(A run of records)
──────────────────────────────
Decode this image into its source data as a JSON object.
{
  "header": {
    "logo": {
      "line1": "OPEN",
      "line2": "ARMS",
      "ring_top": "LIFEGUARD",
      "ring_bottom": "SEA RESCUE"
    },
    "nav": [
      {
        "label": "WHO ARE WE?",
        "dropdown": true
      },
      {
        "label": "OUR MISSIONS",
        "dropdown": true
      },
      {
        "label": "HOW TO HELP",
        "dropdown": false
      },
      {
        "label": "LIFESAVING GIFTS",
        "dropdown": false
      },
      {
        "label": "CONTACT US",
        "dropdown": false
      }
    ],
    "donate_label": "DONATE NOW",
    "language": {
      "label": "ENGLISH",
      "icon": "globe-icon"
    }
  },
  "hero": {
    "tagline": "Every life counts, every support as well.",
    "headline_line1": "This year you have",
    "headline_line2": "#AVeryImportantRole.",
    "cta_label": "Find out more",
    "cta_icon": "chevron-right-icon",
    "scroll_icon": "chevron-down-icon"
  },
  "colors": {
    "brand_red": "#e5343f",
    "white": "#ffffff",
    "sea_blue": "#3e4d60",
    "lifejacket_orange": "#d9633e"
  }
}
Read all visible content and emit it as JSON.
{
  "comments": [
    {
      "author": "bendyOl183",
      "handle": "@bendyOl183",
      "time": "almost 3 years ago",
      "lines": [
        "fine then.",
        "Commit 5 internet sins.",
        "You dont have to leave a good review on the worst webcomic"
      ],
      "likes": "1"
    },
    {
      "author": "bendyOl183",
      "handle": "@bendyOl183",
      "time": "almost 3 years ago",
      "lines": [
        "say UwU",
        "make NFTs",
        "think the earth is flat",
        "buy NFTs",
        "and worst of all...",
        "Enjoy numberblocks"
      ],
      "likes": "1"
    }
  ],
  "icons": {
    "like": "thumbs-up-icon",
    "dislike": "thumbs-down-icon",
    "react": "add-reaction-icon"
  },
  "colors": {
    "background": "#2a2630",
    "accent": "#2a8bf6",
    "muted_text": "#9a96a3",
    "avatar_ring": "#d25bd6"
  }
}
──────────────────────────────
All lines holding the word "have" should be picked out and copied.

- [Answer to the problem]:
    "headline_line1": "This year you have",
        "You dont have to leave a good review on the worst webcomic"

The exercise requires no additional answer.